Request = Return the material word for word. Do not include pictures.

Data records =
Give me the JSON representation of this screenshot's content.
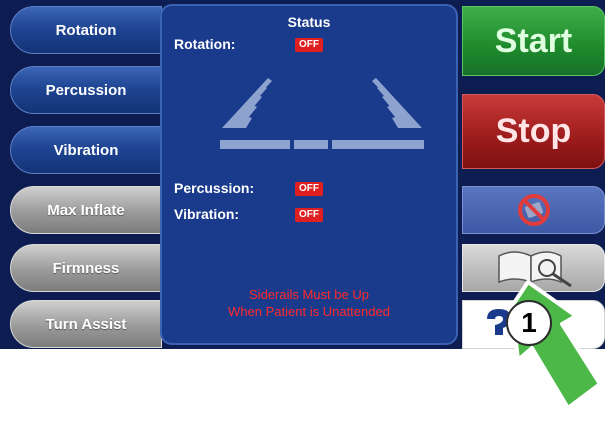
{
  "left_menu": [
    {
      "label": "Rotation",
      "style": "blue"
    },
    {
      "label": "Percussion",
      "style": "blue"
    },
    {
      "label": "Vibration",
      "style": "blue"
    },
    {
      "label": "Max Inflate",
      "style": "gray"
    },
    {
      "label": "Firmness",
      "style": "gray"
    },
    {
      "label": "Turn Assist",
      "style": "gray"
    }
  ],
  "status": {
    "title": "Status",
    "rotation_label": "Rotation:",
    "rotation_value": "OFF",
    "percussion_label": "Percussion:",
    "percussion_value": "OFF",
    "vibration_label": "Vibration:",
    "vibration_value": "OFF",
    "warning_line1": "Siderails Must be Up",
    "warning_line2": "When Patient is Unattended",
    "diagram_icon": "bed-rotation-icon"
  },
  "right_buttons": {
    "start_label": "Start",
    "stop_label": "Stop",
    "silence_icon": "silence-alarm-icon",
    "manual_icon": "manual-book-icon",
    "help_icon": "help-icon"
  },
  "callout": {
    "number": "1",
    "color": "#4cb848"
  },
  "colors": {
    "screen_bg": "#0d1d52",
    "panel_bg": "#1a3b8c",
    "off_badge": "#e02020",
    "warning_text": "#ff2a2a",
    "start_green": "#1e8a2b",
    "stop_red": "#9c1b1b"
  }
}
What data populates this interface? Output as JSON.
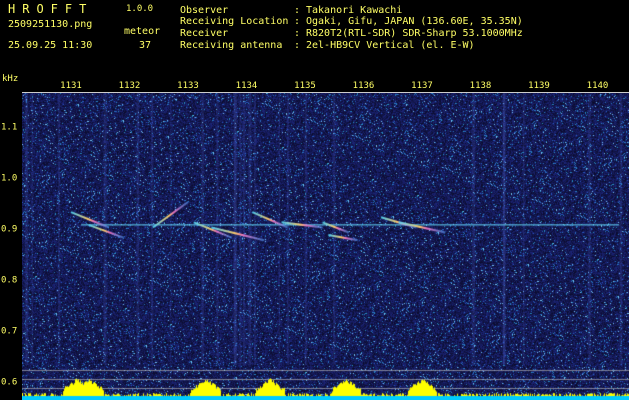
{
  "app": {
    "title": "HROFFT",
    "version": "1.0.0",
    "file_name": "2509251130.png",
    "date_time": "25.09.25 11:30",
    "mode_label": "meteor",
    "meteor_count": "37"
  },
  "info": [
    {
      "label": "Observer",
      "value": "Takanori Kawachi"
    },
    {
      "label": "Receiving Location",
      "value": "Ogaki, Gifu, JAPAN (136.60E, 35.35N)"
    },
    {
      "label": "Receiver",
      "value": "R820T2(RTL-SDR) SDR-Sharp 53.1000MHz"
    },
    {
      "label": "Receiving antenna",
      "value": "2el-HB9CV Vertical (el. E-W)"
    }
  ],
  "info_separator": ":",
  "axes": {
    "y_unit": "kHz",
    "x_ticks": [
      "1131",
      "1132",
      "1133",
      "1134",
      "1135",
      "1136",
      "1137",
      "1138",
      "1139",
      "1140"
    ],
    "y_ticks": [
      "1.1",
      "1.0",
      "0.9",
      "0.8",
      "0.7",
      "0.6"
    ]
  },
  "colors": {
    "text": "#ffff66",
    "background_noise": "#0a1040",
    "carrier": "#66ddff",
    "echo_core": "#ffcc66",
    "level_fill": "#ffff00",
    "level_base": "#00ccff"
  },
  "chart_data": {
    "type": "heatmap",
    "x_range": [
      1131,
      1140
    ],
    "y_range_khz": [
      0.59,
      1.2
    ],
    "carrier_khz": 0.91,
    "echoes": [
      {
        "x_start": 1131.0,
        "x_end": 1131.65,
        "y_start": 0.935,
        "y_end": 0.905
      },
      {
        "x_start": 1131.3,
        "x_end": 1131.9,
        "y_start": 0.91,
        "y_end": 0.885
      },
      {
        "x_start": 1132.4,
        "x_end": 1133.0,
        "y_start": 0.905,
        "y_end": 0.955
      },
      {
        "x_start": 1133.1,
        "x_end": 1133.75,
        "y_start": 0.915,
        "y_end": 0.885
      },
      {
        "x_start": 1133.4,
        "x_end": 1134.3,
        "y_start": 0.905,
        "y_end": 0.88
      },
      {
        "x_start": 1134.1,
        "x_end": 1134.7,
        "y_start": 0.935,
        "y_end": 0.905
      },
      {
        "x_start": 1134.6,
        "x_end": 1135.3,
        "y_start": 0.915,
        "y_end": 0.905
      },
      {
        "x_start": 1135.3,
        "x_end": 1135.75,
        "y_start": 0.915,
        "y_end": 0.895
      },
      {
        "x_start": 1135.4,
        "x_end": 1135.9,
        "y_start": 0.89,
        "y_end": 0.88
      },
      {
        "x_start": 1136.3,
        "x_end": 1136.9,
        "y_start": 0.925,
        "y_end": 0.905
      },
      {
        "x_start": 1136.6,
        "x_end": 1137.4,
        "y_start": 0.915,
        "y_end": 0.895
      }
    ],
    "level_peaks": [
      1131.1,
      1131.3,
      1133.3,
      1134.4,
      1135.7,
      1137.0
    ]
  }
}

Result for this task =
Give me the JSON representation of this screenshot's content.
{
  "left_menu": [
    {
      "label": "Rotation",
      "style": "blue"
    },
    {
      "label": "Percussion",
      "style": "blue"
    },
    {
      "label": "Vibration",
      "style": "blue"
    },
    {
      "label": "Max Inflate",
      "style": "gray"
    },
    {
      "label": "Firmness",
      "style": "gray"
    },
    {
      "label": "Turn Assist",
      "style": "gray"
    }
  ],
  "status": {
    "title": "Status",
    "rotation_label": "Rotation:",
    "rotation_value": "OFF",
    "percussion_label": "Percussion:",
    "percussion_value": "OFF",
    "vibration_label": "Vibration:",
    "vibration_value": "OFF",
    "warning_line1": "Siderails Must be Up",
    "warning_line2": "When Patient is Unattended",
    "diagram_icon": "bed-rotation-icon"
  },
  "right_buttons": {
    "start_label": "Start",
    "stop_label": "Stop",
    "silence_icon": "silence-alarm-icon",
    "manual_icon": "manual-book-icon",
    "help_icon": "help-icon"
  },
  "callout": {
    "number": "1",
    "color": "#4cb848"
  },
  "colors": {
    "screen_bg": "#0d1d52",
    "panel_bg": "#1a3b8c",
    "off_badge": "#e02020",
    "warning_text": "#ff2a2a",
    "start_green": "#1e8a2b",
    "stop_red": "#9c1b1b"
  }
}
What data populates this interface? Output as JSON.
{
  "app": {
    "title": "HROFFT",
    "version": "1.0.0",
    "file_name": "2509251130.png",
    "date_time": "25.09.25 11:30",
    "mode_label": "meteor",
    "meteor_count": "37"
  },
  "info": [
    {
      "label": "Observer",
      "value": "Takanori Kawachi"
    },
    {
      "label": "Receiving Location",
      "value": "Ogaki, Gifu, JAPAN (136.60E, 35.35N)"
    },
    {
      "label": "Receiver",
      "value": "R820T2(RTL-SDR) SDR-Sharp 53.1000MHz"
    },
    {
      "label": "Receiving antenna",
      "value": "2el-HB9CV Vertical (el. E-W)"
    }
  ],
  "info_separator": ":",
  "axes": {
    "y_unit": "kHz",
    "x_ticks": [
      "1131",
      "1132",
      "1133",
      "1134",
      "1135",
      "1136",
      "1137",
      "1138",
      "1139",
      "1140"
    ],
    "y_ticks": [
      "1.1",
      "1.0",
      "0.9",
      "0.8",
      "0.7",
      "0.6"
    ]
  },
  "colors": {
    "text": "#ffff66",
    "background_noise": "#0a1040",
    "carrier": "#66ddff",
    "echo_core": "#ffcc66",
    "level_fill": "#ffff00",
    "level_base": "#00ccff"
  },
  "chart_data": {
    "type": "heatmap",
    "x_range": [
      1131,
      1140
    ],
    "y_range_khz": [
      0.59,
      1.2
    ],
    "carrier_khz": 0.91,
    "echoes": [
      {
        "x_start": 1131.0,
        "x_end": 1131.65,
        "y_start": 0.935,
        "y_end": 0.905
      },
      {
        "x_start": 1131.3,
        "x_end": 1131.9,
        "y_start": 0.91,
        "y_end": 0.885
      },
      {
        "x_start": 1132.4,
        "x_end": 1133.0,
        "y_start": 0.905,
        "y_end": 0.955
      },
      {
        "x_start": 1133.1,
        "x_end": 1133.75,
        "y_start": 0.915,
        "y_end": 0.885
      },
      {
        "x_start": 1133.4,
        "x_end": 1134.3,
        "y_start": 0.905,
        "y_end": 0.88
      },
      {
        "x_start": 1134.1,
        "x_end": 1134.7,
        "y_start": 0.935,
        "y_end": 0.905
      },
      {
        "x_start": 1134.6,
        "x_end": 1135.3,
        "y_start": 0.915,
        "y_end": 0.905
      },
      {
        "x_start": 1135.3,
        "x_end": 1135.75,
        "y_start": 0.915,
        "y_end": 0.895
      },
      {
        "x_start": 1135.4,
        "x_end": 1135.9,
        "y_start": 0.89,
        "y_end": 0.88
      },
      {
        "x_start": 1136.3,
        "x_end": 1136.9,
        "y_start": 0.925,
        "y_end": 0.905
      },
      {
        "x_start": 1136.6,
        "x_end": 1137.4,
        "y_start": 0.915,
        "y_end": 0.895
      }
    ],
    "level_peaks": [
      1131.1,
      1131.3,
      1133.3,
      1134.4,
      1135.7,
      1137.0
    ]
  }
}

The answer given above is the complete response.